- _Exercise description_
Below are some records. Say how many of their lines include the string "хозяйства", giving only the number.

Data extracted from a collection
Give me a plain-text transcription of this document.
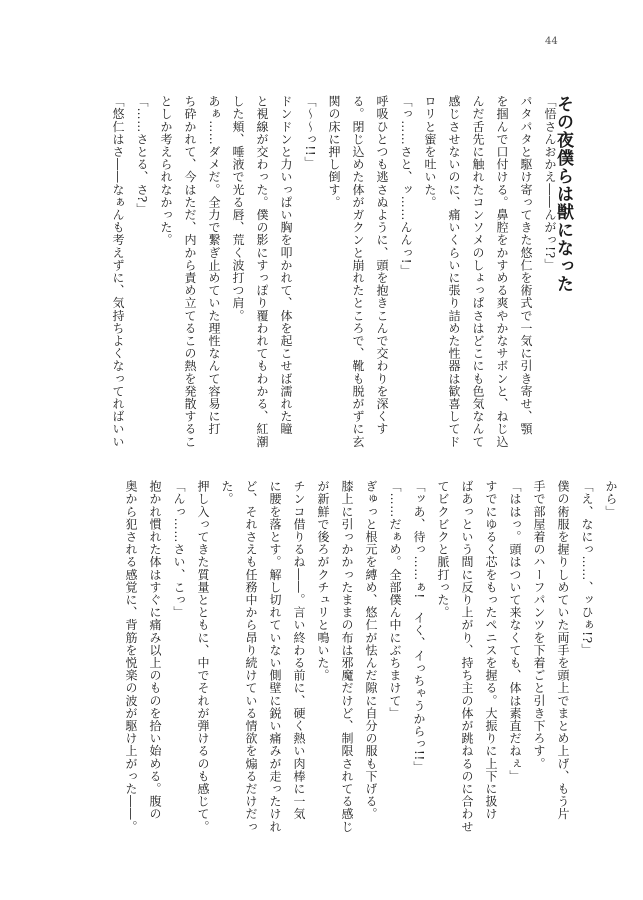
44
その夜僕らは獣になった
「悟さんおかえ――んがっ!?」
パタパタと駆け寄ってきた悠仁を術式で一気に引き寄せ、顎
を掴んで口付ける。鼻腔をかすめる爽やかなサボンと、ねじ込
んだ舌先に触れたコンソメのしょっぱさはどこにも色気なんて
感じさせないのに、痛いくらいに張り詰めた性器は歓喜してド
ロリと蜜を吐いた。
「っ……さと、ッ……んんっ!」
呼吸ひとつも逃さぬように、頭を抱きこんで交わりを深くす
る。閉じ込めた体がガクンと崩れたところで、靴も脱がずに玄
関の床に押し倒す。
「～～っ!!」
ドンドンと力いっぱい胸を叩かれて、体を起こせば濡れた瞳
と視線が交わった。僕の影にすっぽり覆われてもわかる、紅潮
した頬、唾液で光る唇、荒く波打つ肩。
あぁ……ダメだ。全力で繋ぎ止めていた理性なんて容易に打
ち砕かれて、今はただ、内から責め立てるこの熱を発散するこ
としか考えられなかった。
「……さとる、さ?」
「悠仁はさ――なぁんも考えずに、気持ちよくなってればいい
から」
「え、なにっ……、ッひぁ!?」
僕の術服を握りしめていた両手を頭上でまとめ上げ、もう片
手で部屋着のハーフパンツを下着ごと引き下ろす。
「ははっ。頭はついて来なくても、体は素直だねぇ」
すでにゆるく芯をもったペニスを握る。大振りに上下に扱け
ばあっという間に反り上がり、持ち主の体が跳ねるのに合わせ
てビクビクと脈打った。
「ッあ、待っ……ぁ!　イく、イっちゃうからっ!!」
「……だぁめ。全部僕ん中にぶちまけて」
ぎゅっと根元を縛め、悠仁が怯んだ隙に自分の服も下げる。
膝上に引っかかったままの布は邪魔だけど、制限されてる感じ
が新鮮で後ろがクチュリと鳴いた。
チンコ借りるね――。言い終わる前に、硬く熱い肉棒に一気
に腰を落とす。解し切れていない側壁に鋭い痛みが走ったけれ
ど、それさえも任務中から昂り続けている情欲を煽るだけだっ
た。
押し入ってきた質量とともに、中でそれが弾けるのも感じて。
「んっ……さい、こっ」
抱かれ慣れた体はすぐに痛み以上のものを拾い始める。腹の
奥から犯される感覚に、背筋を悦楽の波が駆け上がった――。
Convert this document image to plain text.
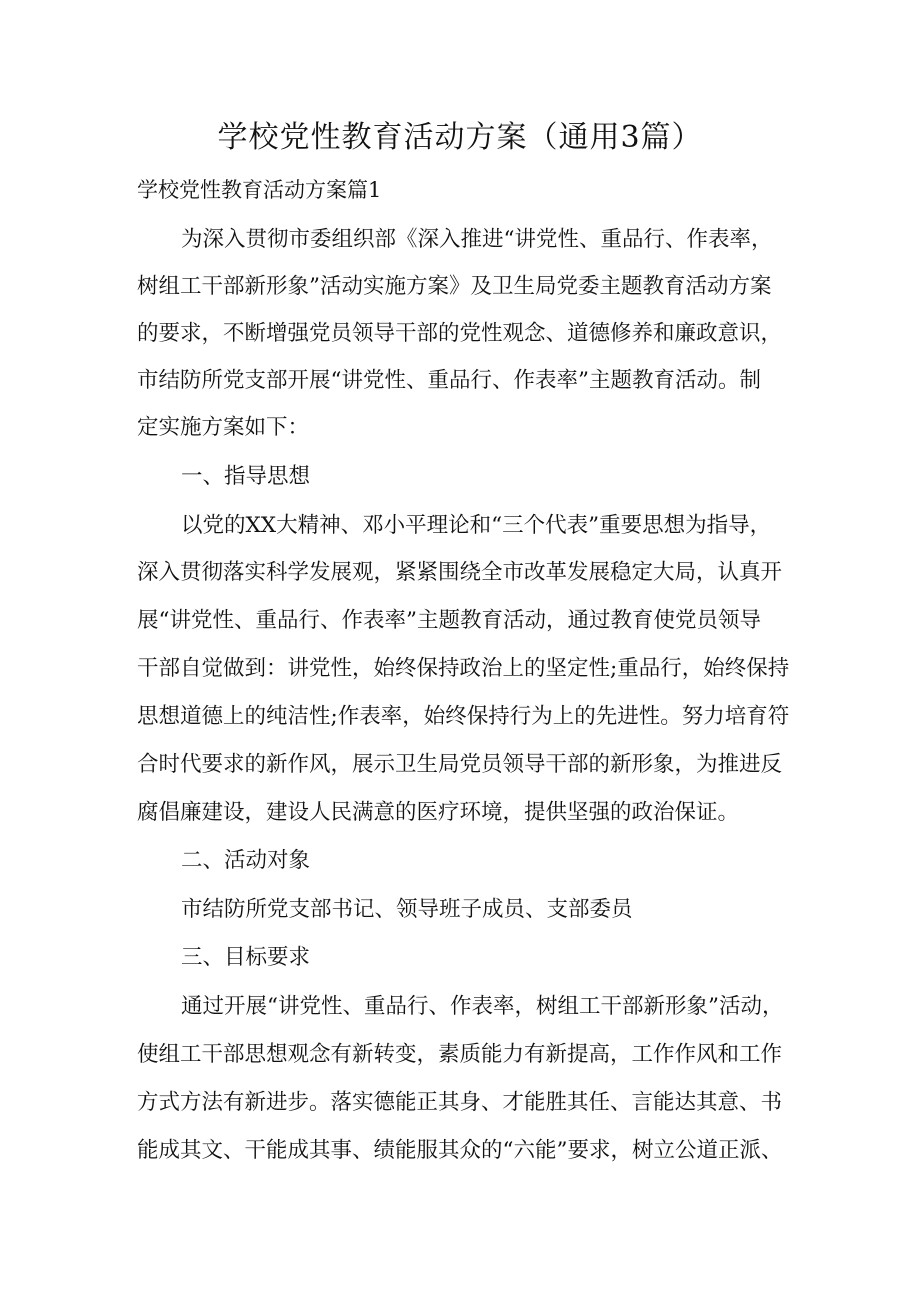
学校党性教育活动方案（通用3篇）
学校党性教育活动方案篇1
为深入贯彻市委组织部《深入推进“讲党性、重品行、作表率，
树组工干部新形象”活动实施方案》及卫生局党委主题教育活动方案
的要求，不断增强党员领导干部的党性观念、道德修养和廉政意识，
市结防所党支部开展“讲党性、重品行、作表率”主题教育活动。制
定实施方案如下：
一、指导思想
以党的XX大精神、邓小平理论和“三个代表”重要思想为指导，
深入贯彻落实科学发展观，紧紧围绕全市改革发展稳定大局，认真开
展“讲党性、重品行、作表率”主题教育活动，通过教育使党员领导
干部自觉做到：讲党性，始终保持政治上的坚定性;重品行，始终保持
思想道德上的纯洁性;作表率，始终保持行为上的先进性。努力培育符
合时代要求的新作风，展示卫生局党员领导干部的新形象，为推进反
腐倡廉建设，建设人民满意的医疗环境，提供坚强的政治保证。
二、活动对象
市结防所党支部书记、领导班子成员、支部委员
三、目标要求
通过开展“讲党性、重品行、作表率，树组工干部新形象”活动，
使组工干部思想观念有新转变，素质能力有新提高，工作作风和工作
方式方法有新进步。落实德能正其身、才能胜其任、言能达其意、书
能成其文、干能成其事、绩能服其众的“六能”要求，树立公道正派、
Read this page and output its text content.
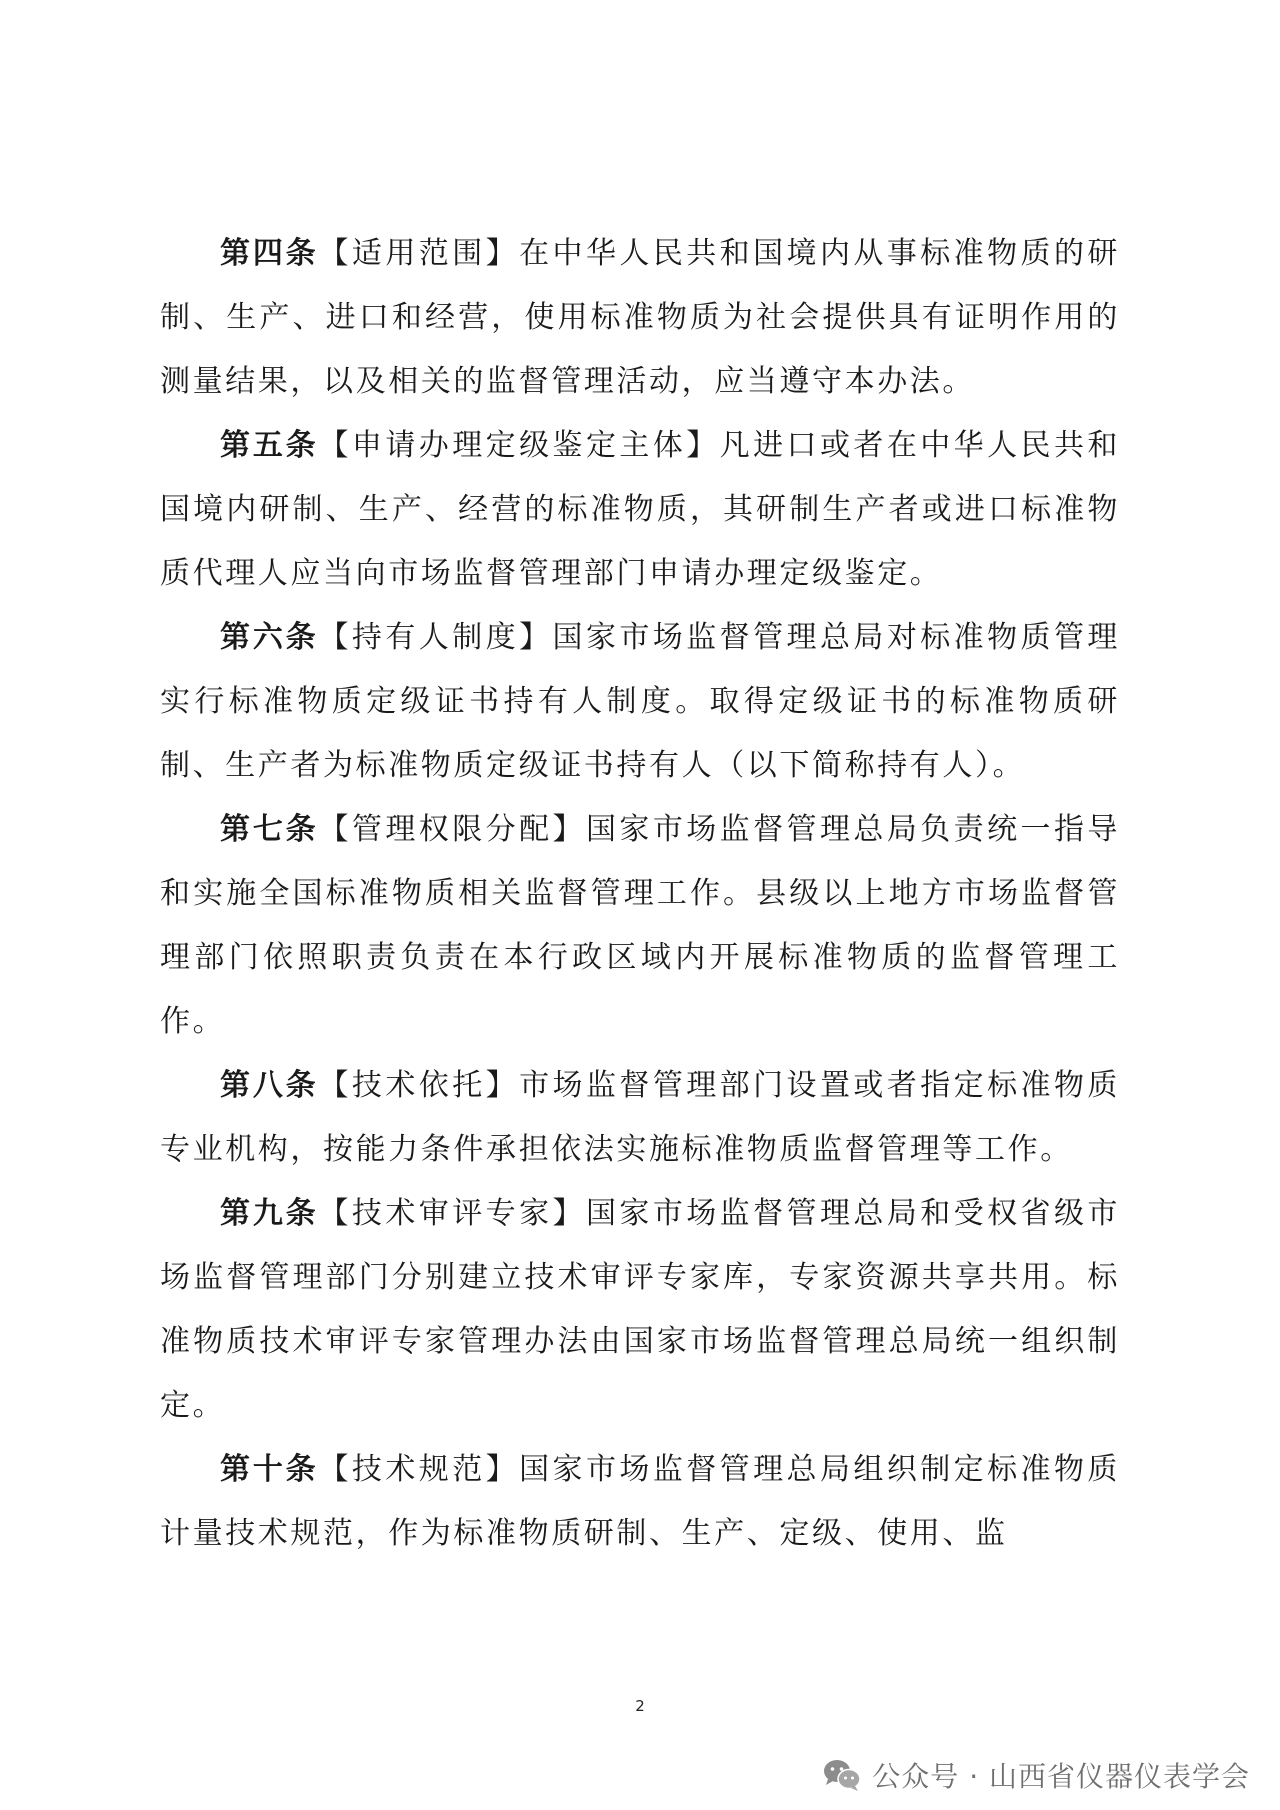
第四条【适用范围】在中华人民共和国境内从事标准物质的研制、生产、进口和经营，使用标准物质为社会提供具有证明作用的测量结果，以及相关的监督管理活动，应当遵守本办法。

第五条【申请办理定级鉴定主体】凡进口或者在中华人民共和国境内研制、生产、经营的标准物质，其研制生产者或进口标准物质代理人应当向市场监督管理部门申请办理定级鉴定。

第六条【持有人制度】国家市场监督管理总局对标准物质管理实行标准物质定级证书持有人制度。取得定级证书的标准物质研制、生产者为标准物质定级证书持有人（以下简称持有人）。

第七条【管理权限分配】国家市场监督管理总局负责统一指导和实施全国标准物质相关监督管理工作。县级以上地方市场监督管理部门依照职责负责在本行政区域内开展标准物质的监督管理工作。

第八条【技术依托】市场监督管理部门设置或者指定标准物质专业机构，按能力条件承担依法实施标准物质监督管理等工作。

第九条【技术审评专家】国家市场监督管理总局和受权省级市场监督管理部门分别建立技术审评专家库，专家资源共享共用。标准物质技术审评专家管理办法由国家市场监督管理总局统一组织制定。

第十条【技术规范】国家市场监督管理总局组织制定标准物质计量技术规范，作为标准物质研制、生产、定级、使用、监

2
公众号 · 山西省仪器仪表学会
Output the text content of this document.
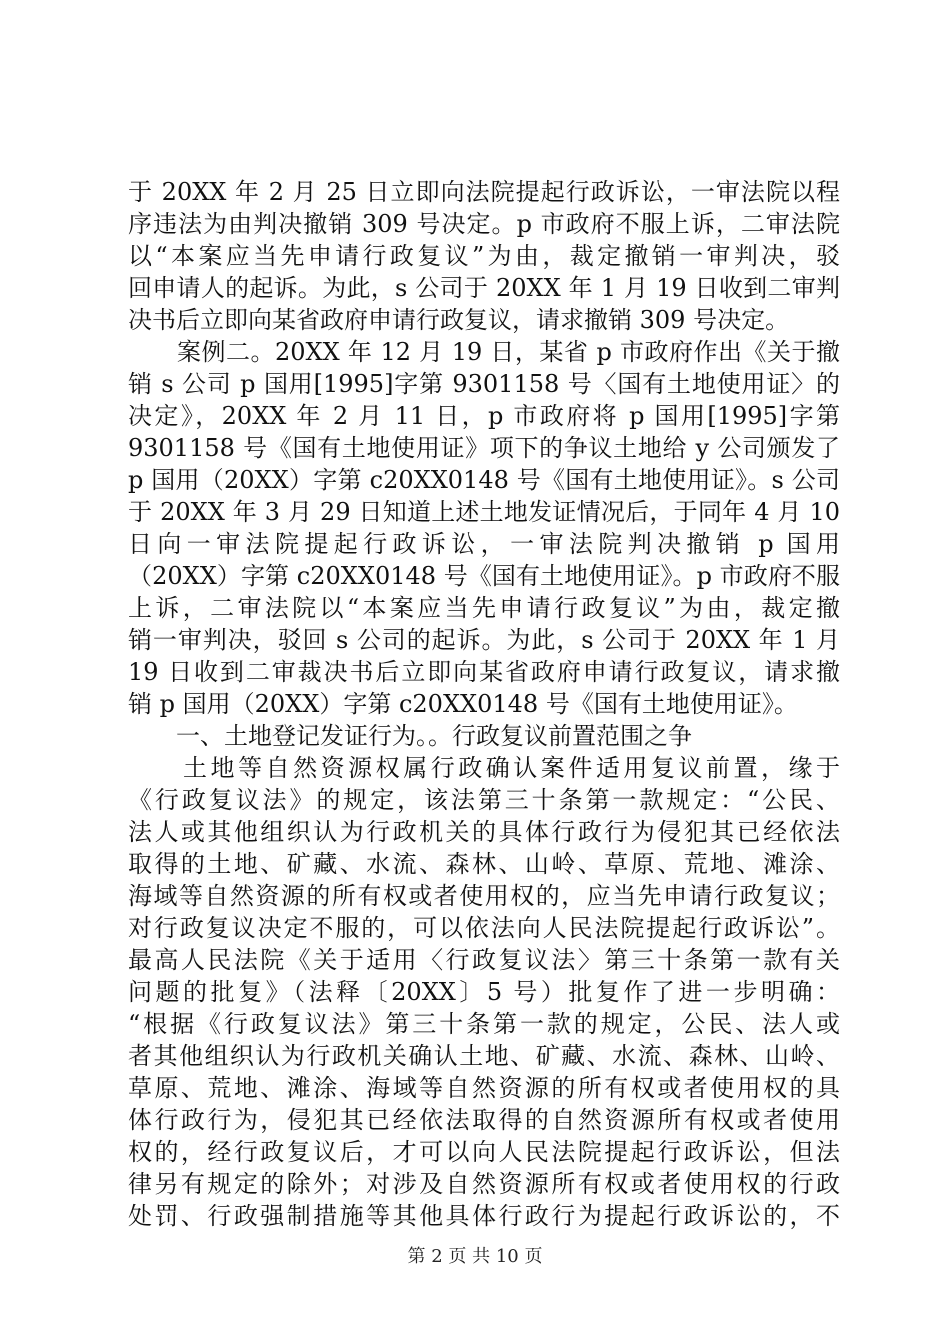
于 20XX 年 2 月 25 日立即向法院提起行政诉讼，一审法院以程
序违法为由判决撤销 309 号决定。p 市政府不服上诉，二审法院
以“本案应当先申请行政复议”为由，裁定撤销一审判决，驳
回申请人的起诉。为此，s 公司于 20XX 年 1 月 19 日收到二审判
决书后立即向某省政府申请行政复议，请求撤销 309 号决定。
　　案例二。20XX 年 12 月 19 日，某省 p 市政府作出《关于撤
销 s 公司 p 国用[1995]字第 9301158 号〈国有土地使用证〉的
决定》，20XX 年 2 月 11 日，p 市政府将 p 国用[1995]字第
9301158 号《国有土地使用证》项下的争议土地给 y 公司颁发了
p 国用（20XX）字第 c20XX0148 号《国有土地使用证》。s 公司
于 20XX 年 3 月 29 日知道上述土地发证情况后，于同年 4 月 10
日向一审法院提起行政诉讼，一审法院判决撤销 p 国用
（20XX）字第 c20XX0148 号《国有土地使用证》。p 市政府不服
上诉，二审法院以“本案应当先申请行政复议”为由，裁定撤
销一审判决，驳回 s 公司的起诉。为此，s 公司于 20XX 年 1 月
19 日收到二审裁决书后立即向某省政府申请行政复议，请求撤
销 p 国用（20XX）字第 c20XX0148 号《国有土地使用证》。
　　一、土地登记发证行为。。行政复议前置范围之争
　　土地等自然资源权属行政确认案件适用复议前置，缘于
《行政复议法》的规定，该法第三十条第一款规定：“公民、
法人或其他组织认为行政机关的具体行政行为侵犯其已经依法
取得的土地、矿藏、水流、森林、山岭、草原、荒地、滩涂、
海域等自然资源的所有权或者使用权的，应当先申请行政复议；
对行政复议决定不服的，可以依法向人民法院提起行政诉讼”。
最高人民法院《关于适用〈行政复议法〉第三十条第一款有关
问题的批复》（法释〔20XX〕5 号）批复作了进一步明确：
“根据《行政复议法》第三十条第一款的规定，公民、法人或
者其他组织认为行政机关确认土地、矿藏、水流、森林、山岭、
草原、荒地、滩涂、海域等自然资源的所有权或者使用权的具
体行政行为，侵犯其已经依法取得的自然资源所有权或者使用
权的，经行政复议后，才可以向人民法院提起行政诉讼，但法
律另有规定的除外；对涉及自然资源所有权或者使用权的行政
处罚、行政强制措施等其他具体行政行为提起行政诉讼的，不
第 2 页 共 10 页
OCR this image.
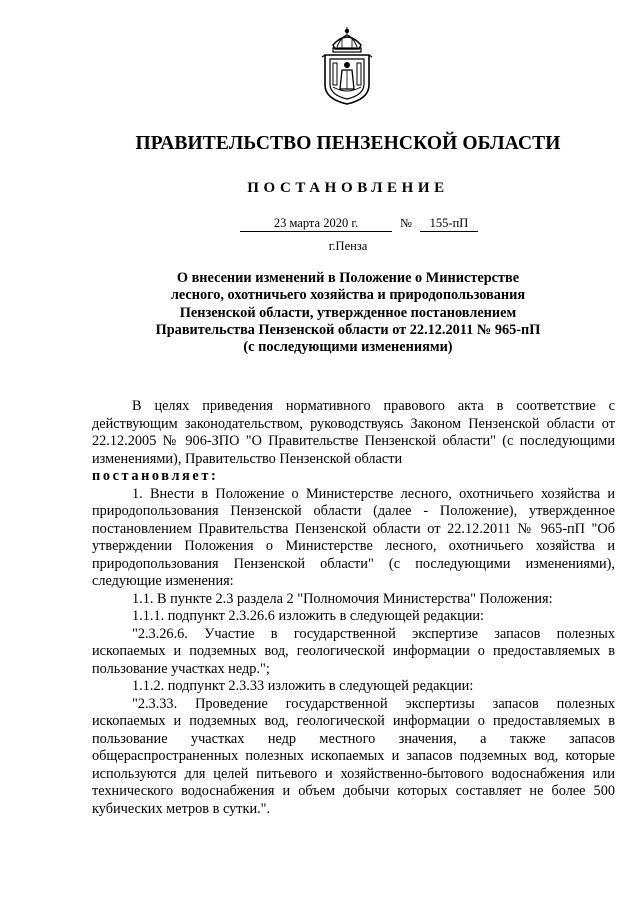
ПРАВИТЕЛЬСТВО ПЕНЗЕНСКОЙ ОБЛАСТИ
ПОСТАНОВЛЕНИЕ
23 марта 2020 г.	№	155-пП
г.Пенза
О внесении изменений в Положение о Министерстве
лесного, охотничьего хозяйства и природопользования
Пензенской области, утвержденное постановлением
Правительства Пензенской области от 22.12.2011 № 965-пП
(с последующими изменениями)

В целях приведения нормативного правового акта в соответствие с действующим законодательством, руководствуясь Законом Пензенской области от 22.12.2005 № 906-ЗПО "О Правительстве Пензенской области" (с последующими изменениями), Правительство Пензенской области

постановляет:

1. Внести в Положение о Министерстве лесного, охотничьего хозяйства и природопользования Пензенской области (далее - Положение), утвержденное постановлением Правительства Пензенской области от 22.12.2011 № 965-пП "Об утверждении Положения о Министерстве лесного, охотничьего хозяйства и природопользования Пензенской области" (с последующими изменениями), следующие изменения:

1.1. В пункте 2.3 раздела 2 "Полномочия Министерства" Положения:

1.1.1. подпункт 2.3.26.6 изложить в следующей редакции:

"2.3.26.6. Участие в государственной экспертизе запасов полезных ископаемых и подземных вод, геологической информации о предоставляемых в пользование участках недр.";

1.1.2. подпункт 2.3.33 изложить в следующей редакции:

"2.3.33. Проведение государственной экспертизы запасов полезных ископаемых и подземных вод, геологической информации о предоставляемых в пользование участках недр местного значения, а также запасов общераспространенных полезных ископаемых и запасов подземных вод, которые используются для целей питьевого и хозяйственно-бытового водоснабжения или технического водоснабжения и объем добычи которых составляет не более 500 кубических метров в сутки.".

- _Correct result_
2